## REQUIREMENTS
State the number of lines with the string "badge" in them, and nothing else.

[Begin DATA EXTRACT]

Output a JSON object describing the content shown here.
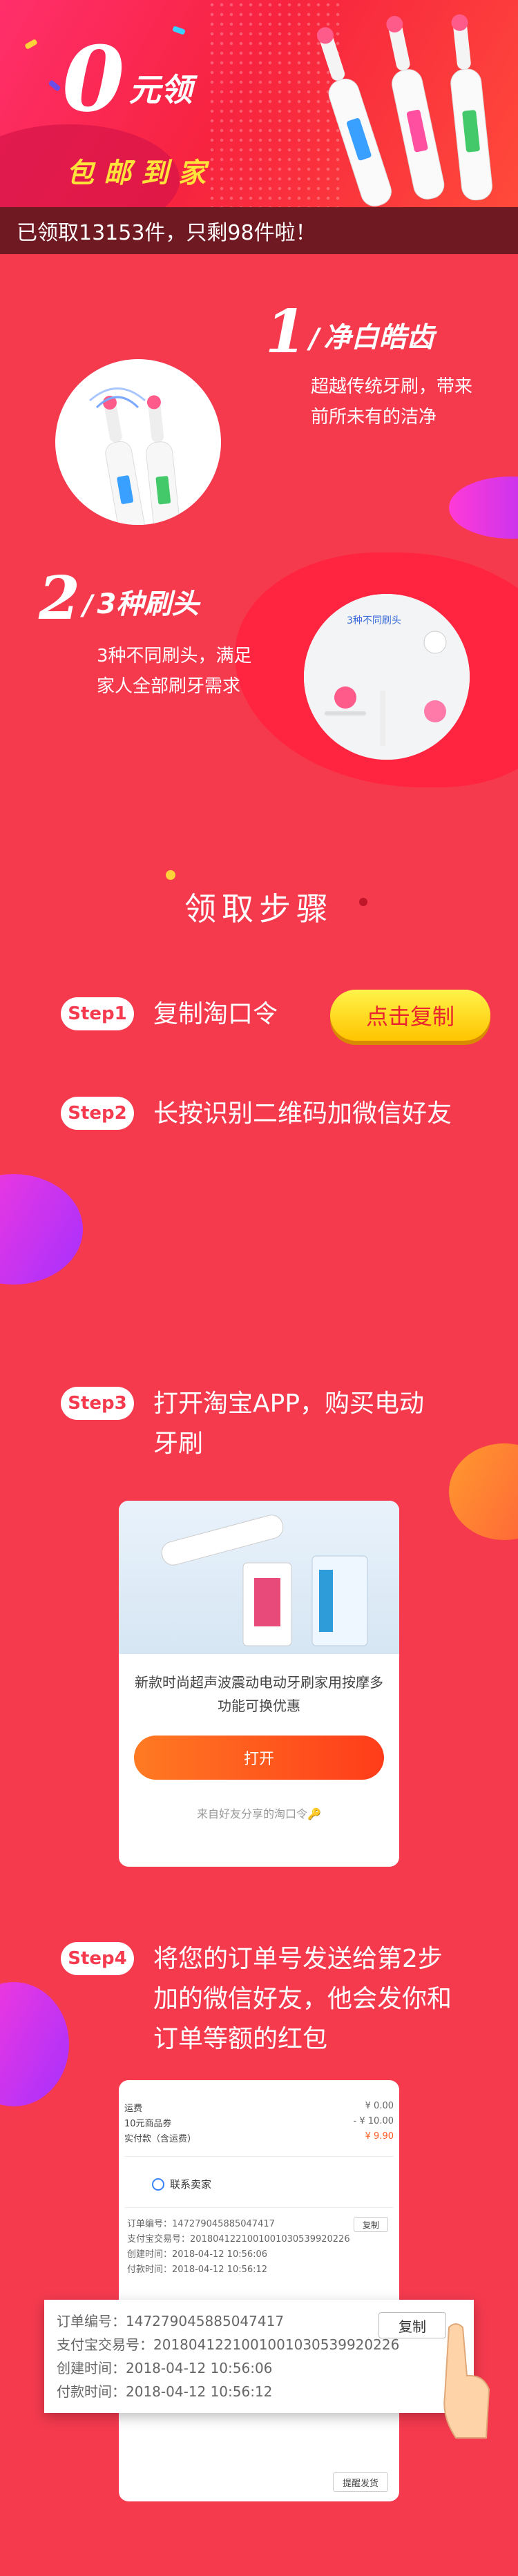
{
  "hero": {
    "zero": "0",
    "yuan": "元领",
    "subtitle": "包邮到家",
    "status_text": "已领取13153件，只剩98件啦！"
  },
  "features": [
    {
      "num": "1",
      "title": "净白皓齿",
      "desc": [
        "超越传统牙刷，带来",
        "前所未有的洁净"
      ]
    },
    {
      "num": "2",
      "title": "3种刷头",
      "desc": [
        "3种不同刷头，满足",
        "家人全部刷牙需求"
      ]
    }
  ],
  "feature_photo_caption": "3种不同刷头",
  "section_title": "领取步骤",
  "steps": [
    {
      "badge": "Step1",
      "text": [
        "复制淘口令"
      ]
    },
    {
      "badge": "Step2",
      "text": [
        "长按识别二维码加微信好友"
      ]
    },
    {
      "badge": "Step3",
      "text": [
        "打开淘宝APP，购买电动",
        "牙刷"
      ]
    },
    {
      "badge": "Step4",
      "text": [
        "将您的订单号发送给第2步",
        "加的微信好友，他会发你和",
        "订单等额的红包"
      ]
    }
  ],
  "copy_button": "点击复制",
  "card1": {
    "desc": "新款时尚超声波震动电动牙刷家用按摩多功能可换优惠",
    "open_button": "打开",
    "footnote": "来自好友分享的淘口令🔑"
  },
  "card2": {
    "rows": [
      {
        "l": "运费",
        "r": "¥ 0.00"
      },
      {
        "l": "10元商品券",
        "r": "- ¥ 10.00"
      },
      {
        "l": "实付款（含运费）",
        "r": "¥ 9.90"
      }
    ],
    "contact": "联系卖家",
    "copy_small": "复制",
    "details": [
      "订单编号：147279045885047417",
      "支付宝交易号：2018041221001001030539920226",
      "创建时间：2018-04-12 10:56:06",
      "付款时间：2018-04-12 10:56:12"
    ],
    "remind": "提醒发货"
  },
  "zoom": {
    "rows": [
      "订单编号：147279045885047417",
      "支付宝交易号：2018041221001001030539920226",
      "创建时间：2018-04-12 10:56:06",
      "付款时间：2018-04-12 10:56:12"
    ],
    "copy": "复制"
  },
  "colors": {
    "background": "#f53a4e",
    "accent_yellow": "#ffe23a",
    "button_orange": "#ff5a1f"
  }
}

[End DATA EXTRACT]

## TASK SOLUTION
4